(Data listing)
·····
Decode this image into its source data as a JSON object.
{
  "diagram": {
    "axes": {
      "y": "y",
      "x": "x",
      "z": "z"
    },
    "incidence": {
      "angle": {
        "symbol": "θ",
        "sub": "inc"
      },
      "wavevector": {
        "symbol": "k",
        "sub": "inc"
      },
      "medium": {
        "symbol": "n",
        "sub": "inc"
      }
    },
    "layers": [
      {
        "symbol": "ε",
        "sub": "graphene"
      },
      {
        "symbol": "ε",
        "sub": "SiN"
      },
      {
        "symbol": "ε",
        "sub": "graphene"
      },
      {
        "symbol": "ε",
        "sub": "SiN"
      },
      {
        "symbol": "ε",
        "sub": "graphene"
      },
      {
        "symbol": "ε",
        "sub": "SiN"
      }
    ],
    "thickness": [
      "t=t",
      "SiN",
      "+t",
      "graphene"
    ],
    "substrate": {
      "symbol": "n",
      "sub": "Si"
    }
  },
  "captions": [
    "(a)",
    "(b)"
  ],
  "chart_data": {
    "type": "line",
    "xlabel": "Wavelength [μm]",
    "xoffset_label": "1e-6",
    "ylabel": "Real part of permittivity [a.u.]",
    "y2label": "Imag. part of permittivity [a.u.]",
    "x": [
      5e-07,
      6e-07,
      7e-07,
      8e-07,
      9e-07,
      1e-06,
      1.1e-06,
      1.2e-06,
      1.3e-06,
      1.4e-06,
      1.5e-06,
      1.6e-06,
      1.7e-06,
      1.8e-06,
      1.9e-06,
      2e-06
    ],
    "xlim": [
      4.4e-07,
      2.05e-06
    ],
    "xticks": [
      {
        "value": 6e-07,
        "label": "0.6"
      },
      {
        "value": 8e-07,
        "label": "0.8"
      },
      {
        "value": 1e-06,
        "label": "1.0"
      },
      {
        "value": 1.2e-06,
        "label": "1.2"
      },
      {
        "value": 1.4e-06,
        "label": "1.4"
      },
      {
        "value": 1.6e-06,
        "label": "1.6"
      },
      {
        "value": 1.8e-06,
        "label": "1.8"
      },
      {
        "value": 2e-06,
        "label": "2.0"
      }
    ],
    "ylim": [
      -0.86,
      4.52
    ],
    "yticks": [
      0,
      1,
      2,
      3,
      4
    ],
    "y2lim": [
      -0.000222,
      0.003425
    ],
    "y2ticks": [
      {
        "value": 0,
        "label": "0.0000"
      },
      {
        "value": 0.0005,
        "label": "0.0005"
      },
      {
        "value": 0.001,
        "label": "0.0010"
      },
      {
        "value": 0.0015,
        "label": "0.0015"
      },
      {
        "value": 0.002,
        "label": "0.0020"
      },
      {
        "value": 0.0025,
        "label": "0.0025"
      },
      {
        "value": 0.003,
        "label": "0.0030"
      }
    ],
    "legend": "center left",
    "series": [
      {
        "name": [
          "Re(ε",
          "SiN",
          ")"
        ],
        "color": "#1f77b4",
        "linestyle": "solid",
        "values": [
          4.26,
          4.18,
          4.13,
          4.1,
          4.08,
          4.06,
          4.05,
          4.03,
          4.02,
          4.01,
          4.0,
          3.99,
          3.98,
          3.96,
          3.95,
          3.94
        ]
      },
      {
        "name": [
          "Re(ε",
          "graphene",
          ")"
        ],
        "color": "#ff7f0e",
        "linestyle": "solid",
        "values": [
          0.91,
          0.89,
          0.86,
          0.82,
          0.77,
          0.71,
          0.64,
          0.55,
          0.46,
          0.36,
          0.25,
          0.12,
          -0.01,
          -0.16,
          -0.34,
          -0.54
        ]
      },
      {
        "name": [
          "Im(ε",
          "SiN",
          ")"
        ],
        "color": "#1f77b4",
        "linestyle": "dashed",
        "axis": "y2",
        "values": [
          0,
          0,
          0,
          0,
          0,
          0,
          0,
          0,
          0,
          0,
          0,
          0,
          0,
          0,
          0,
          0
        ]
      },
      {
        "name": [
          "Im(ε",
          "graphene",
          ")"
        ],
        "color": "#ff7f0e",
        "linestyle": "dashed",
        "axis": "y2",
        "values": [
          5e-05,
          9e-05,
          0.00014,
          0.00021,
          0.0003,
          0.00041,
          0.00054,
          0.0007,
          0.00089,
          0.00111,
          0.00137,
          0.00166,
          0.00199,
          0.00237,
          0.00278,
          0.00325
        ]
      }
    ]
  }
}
·····
● Challenge: Transcribe all of the material exactly. Omit nothing.

● Solution for this exercise:
Decode this image into its source data as a JSON object.
{
  "diagram": {
    "axes": {
      "y": "y",
      "x": "x",
      "z": "z"
    },
    "incidence": {
      "angle": {
        "symbol": "θ",
        "sub": "inc"
      },
      "wavevector": {
        "symbol": "k",
        "sub": "inc"
      },
      "medium": {
        "symbol": "n",
        "sub": "inc"
      }
    },
    "layers": [
      {
        "symbol": "ε",
        "sub": "graphene"
      },
      {
        "symbol": "ε",
        "sub": "SiN"
      },
      {
        "symbol": "ε",
        "sub": "graphene"
      },
      {
        "symbol": "ε",
        "sub": "SiN"
      },
      {
        "symbol": "ε",
        "sub": "graphene"
      },
      {
        "symbol": "ε",
        "sub": "SiN"
      }
    ],
    "thickness": [
      "t=t",
      "SiN",
      "+t",
      "graphene"
    ],
    "substrate": {
      "symbol": "n",
      "sub": "Si"
    }
  },
  "captions": [
    "(a)",
    "(b)"
  ],
  "chart_data": {
    "type": "line",
    "xlabel": "Wavelength [μm]",
    "xoffset_label": "1e-6",
    "ylabel": "Real part of permittivity [a.u.]",
    "y2label": "Imag. part of permittivity [a.u.]",
    "x": [
      5e-07,
      6e-07,
      7e-07,
      8e-07,
      9e-07,
      1e-06,
      1.1e-06,
      1.2e-06,
      1.3e-06,
      1.4e-06,
      1.5e-06,
      1.6e-06,
      1.7e-06,
      1.8e-06,
      1.9e-06,
      2e-06
    ],
    "xlim": [
      4.4e-07,
      2.05e-06
    ],
    "xticks": [
      {
        "value": 6e-07,
        "label": "0.6"
      },
      {
        "value": 8e-07,
        "label": "0.8"
      },
      {
        "value": 1e-06,
        "label": "1.0"
      },
      {
        "value": 1.2e-06,
        "label": "1.2"
      },
      {
        "value": 1.4e-06,
        "label": "1.4"
      },
      {
        "value": 1.6e-06,
        "label": "1.6"
      },
      {
        "value": 1.8e-06,
        "label": "1.8"
      },
      {
        "value": 2e-06,
        "label": "2.0"
      }
    ],
    "ylim": [
      -0.86,
      4.52
    ],
    "yticks": [
      0,
      1,
      2,
      3,
      4
    ],
    "y2lim": [
      -0.000222,
      0.003425
    ],
    "y2ticks": [
      {
        "value": 0,
        "label": "0.0000"
      },
      {
        "value": 0.0005,
        "label": "0.0005"
      },
      {
        "value": 0.001,
        "label": "0.0010"
      },
      {
        "value": 0.0015,
        "label": "0.0015"
      },
      {
        "value": 0.002,
        "label": "0.0020"
      },
      {
        "value": 0.0025,
        "label": "0.0025"
      },
      {
        "value": 0.003,
        "label": "0.0030"
      }
    ],
    "legend": "center left",
    "series": [
      {
        "name": [
          "Re(ε",
          "SiN",
          ")"
        ],
        "color": "#1f77b4",
        "linestyle": "solid",
        "values": [
          4.26,
          4.18,
          4.13,
          4.1,
          4.08,
          4.06,
          4.05,
          4.03,
          4.02,
          4.01,
          4.0,
          3.99,
          3.98,
          3.96,
          3.95,
          3.94
        ]
      },
      {
        "name": [
          "Re(ε",
          "graphene",
          ")"
        ],
        "color": "#ff7f0e",
        "linestyle": "solid",
        "values": [
          0.91,
          0.89,
          0.86,
          0.82,
          0.77,
          0.71,
          0.64,
          0.55,
          0.46,
          0.36,
          0.25,
          0.12,
          -0.01,
          -0.16,
          -0.34,
          -0.54
        ]
      },
      {
        "name": [
          "Im(ε",
          "SiN",
          ")"
        ],
        "color": "#1f77b4",
        "linestyle": "dashed",
        "axis": "y2",
        "values": [
          0,
          0,
          0,
          0,
          0,
          0,
          0,
          0,
          0,
          0,
          0,
          0,
          0,
          0,
          0,
          0
        ]
      },
      {
        "name": [
          "Im(ε",
          "graphene",
          ")"
        ],
        "color": "#ff7f0e",
        "linestyle": "dashed",
        "axis": "y2",
        "values": [
          5e-05,
          9e-05,
          0.00014,
          0.00021,
          0.0003,
          0.00041,
          0.00054,
          0.0007,
          0.00089,
          0.00111,
          0.00137,
          0.00166,
          0.00199,
          0.00237,
          0.00278,
          0.00325
        ]
      }
    ]
  }
}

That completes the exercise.